● **Request**:
Repeat the entries below exactly as they appear, with no pictures.

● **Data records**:
++++++++++++++++++++

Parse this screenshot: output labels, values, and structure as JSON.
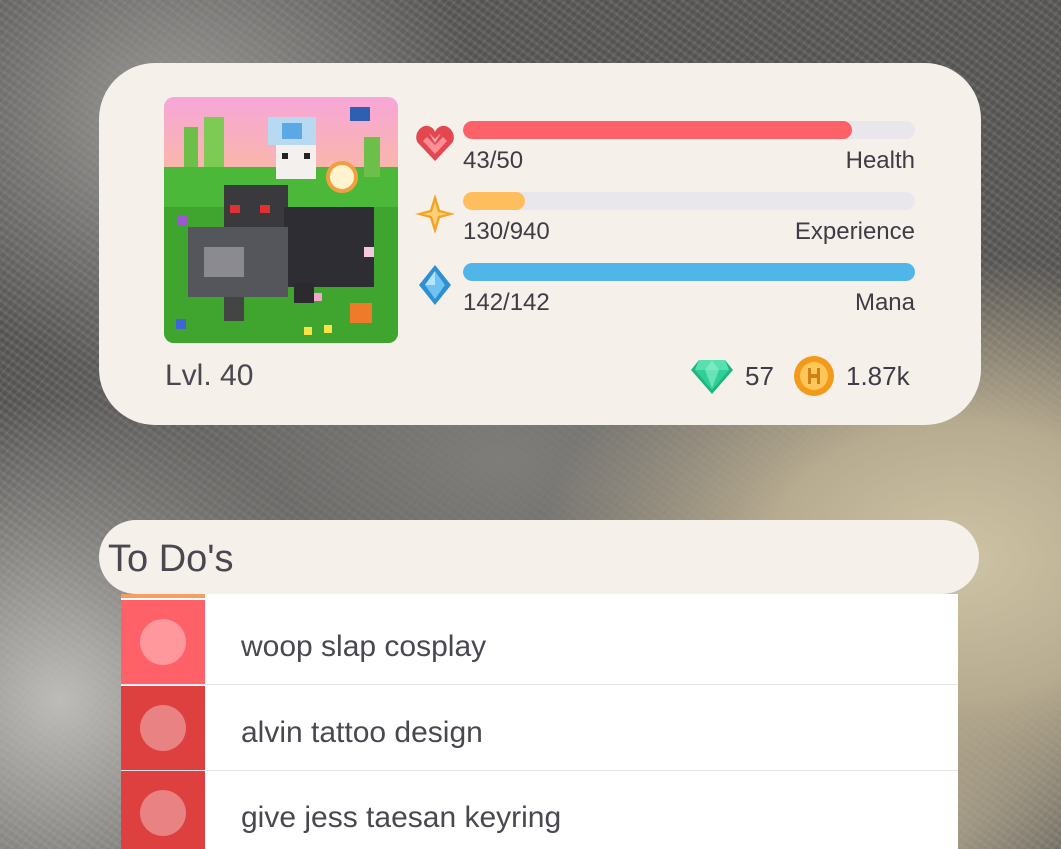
{
  "stats": {
    "level": "Lvl. 40",
    "health": {
      "value": "43/50",
      "label": "Health",
      "fraction": 0.86,
      "color": "#ff6169"
    },
    "experience": {
      "value": "130/940",
      "label": "Experience",
      "fraction": 0.138,
      "color": "#ffbe5d"
    },
    "mana": {
      "value": "142/142",
      "label": "Mana",
      "fraction": 1.0,
      "color": "#50b5e9"
    },
    "gems": {
      "value": "57",
      "icon": "gem-icon",
      "color": "#24cc8f"
    },
    "gold": {
      "value": "1.87k",
      "icon": "gold-coin-icon",
      "color": "#f5a623"
    }
  },
  "todos": {
    "title": "To Do's",
    "items": [
      {
        "text": "woop slap cosplay",
        "color": "#ff6169"
      },
      {
        "text": "alvin tattoo design",
        "color": "#de3f3f"
      },
      {
        "text": "give jess taesan keyring",
        "color": "#de3f3f"
      }
    ]
  }
}
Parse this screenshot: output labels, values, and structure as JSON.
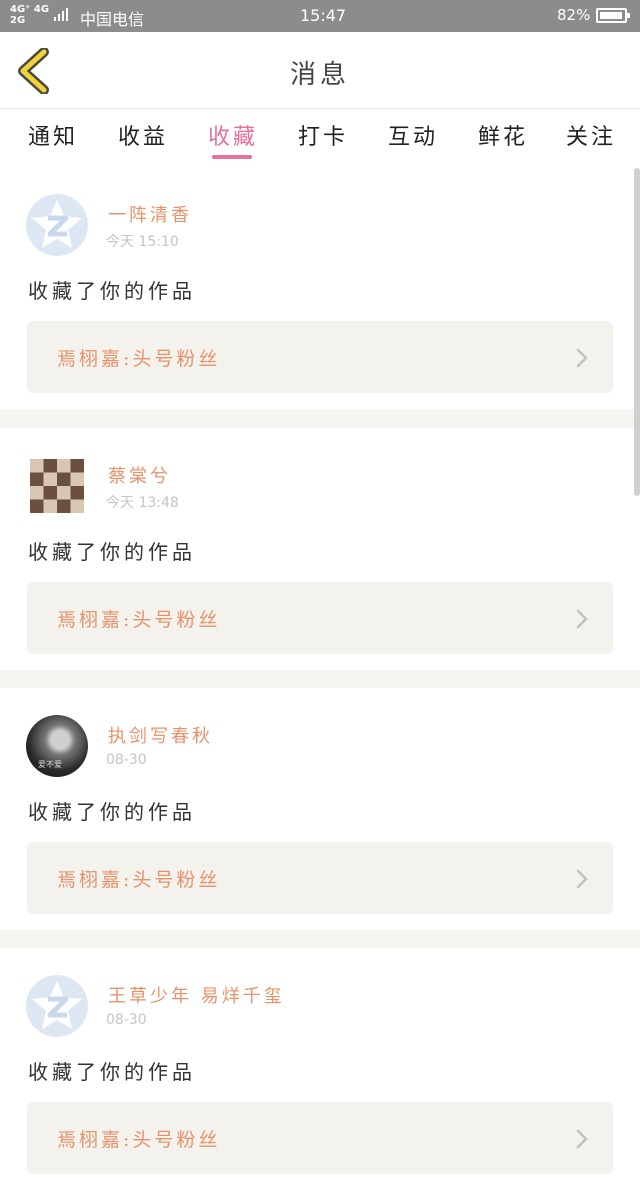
{
  "status_bar": {
    "network": "4G⁺ 4G\n2G",
    "carrier": "中国电信",
    "time": "15:47",
    "battery": "82%"
  },
  "header": {
    "title": "消息"
  },
  "tabs": [
    {
      "label": "通知",
      "active": false
    },
    {
      "label": "收益",
      "active": false
    },
    {
      "label": "收藏",
      "active": true
    },
    {
      "label": "打卡",
      "active": false
    },
    {
      "label": "互动",
      "active": false
    },
    {
      "label": "鲜花",
      "active": false
    },
    {
      "label": "关注",
      "active": false
    }
  ],
  "messages": [
    {
      "user": "一阵清香",
      "time": "今天 15:10",
      "action": "收藏了你的作品",
      "work": "焉栩嘉:头号粉丝",
      "avatar": "default-avatar-icon"
    },
    {
      "user": "蔡棠兮",
      "time": "今天 13:48",
      "action": "收藏了你的作品",
      "work": "焉栩嘉:头号粉丝",
      "avatar": "photo-grid"
    },
    {
      "user": "执剑写春秋",
      "time": "08-30",
      "action": "收藏了你的作品",
      "work": "焉栩嘉:头号粉丝",
      "avatar": "dark-photo",
      "avatar_overlay": "爱不爱"
    },
    {
      "user": "王草少年 易烊千玺",
      "time": "08-30",
      "action": "收藏了你的作品",
      "work": "焉栩嘉:头号粉丝",
      "avatar": "default-avatar-icon"
    }
  ],
  "colors": {
    "accent": "#e8709c",
    "username": "#e8926b",
    "link_bg": "#f3f2ec",
    "back_icon": "#f2d23a"
  }
}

++++++++++++++++++++

● **Solution to this exercise**:
Parse this screenshot: output labels, values, and structure as JSON.
{
  "stats": {
    "level": "Lvl. 40",
    "health": {
      "value": "43/50",
      "label": "Health",
      "fraction": 0.86,
      "color": "#ff6169"
    },
    "experience": {
      "value": "130/940",
      "label": "Experience",
      "fraction": 0.138,
      "color": "#ffbe5d"
    },
    "mana": {
      "value": "142/142",
      "label": "Mana",
      "fraction": 1.0,
      "color": "#50b5e9"
    },
    "gems": {
      "value": "57",
      "icon": "gem-icon",
      "color": "#24cc8f"
    },
    "gold": {
      "value": "1.87k",
      "icon": "gold-coin-icon",
      "color": "#f5a623"
    }
  },
  "todos": {
    "title": "To Do's",
    "items": [
      {
        "text": "woop slap cosplay",
        "color": "#ff6169"
      },
      {
        "text": "alvin tattoo design",
        "color": "#de3f3f"
      },
      {
        "text": "give jess taesan keyring",
        "color": "#de3f3f"
      }
    ]
  }
}
Parse this screenshot: output labels, values, and structure as JSON.
{
  "status_bar": {
    "network": "4G⁺ 4G\n2G",
    "carrier": "中国电信",
    "time": "15:47",
    "battery": "82%"
  },
  "header": {
    "title": "消息"
  },
  "tabs": [
    {
      "label": "通知",
      "active": false
    },
    {
      "label": "收益",
      "active": false
    },
    {
      "label": "收藏",
      "active": true
    },
    {
      "label": "打卡",
      "active": false
    },
    {
      "label": "互动",
      "active": false
    },
    {
      "label": "鲜花",
      "active": false
    },
    {
      "label": "关注",
      "active": false
    }
  ],
  "messages": [
    {
      "user": "一阵清香",
      "time": "今天 15:10",
      "action": "收藏了你的作品",
      "work": "焉栩嘉:头号粉丝",
      "avatar": "default-avatar-icon"
    },
    {
      "user": "蔡棠兮",
      "time": "今天 13:48",
      "action": "收藏了你的作品",
      "work": "焉栩嘉:头号粉丝",
      "avatar": "photo-grid"
    },
    {
      "user": "执剑写春秋",
      "time": "08-30",
      "action": "收藏了你的作品",
      "work": "焉栩嘉:头号粉丝",
      "avatar": "dark-photo",
      "avatar_overlay": "爱不爱"
    },
    {
      "user": "王草少年 易烊千玺",
      "time": "08-30",
      "action": "收藏了你的作品",
      "work": "焉栩嘉:头号粉丝",
      "avatar": "default-avatar-icon"
    }
  ],
  "colors": {
    "accent": "#e8709c",
    "username": "#e8926b",
    "link_bg": "#f3f2ec",
    "back_icon": "#f2d23a"
  }
}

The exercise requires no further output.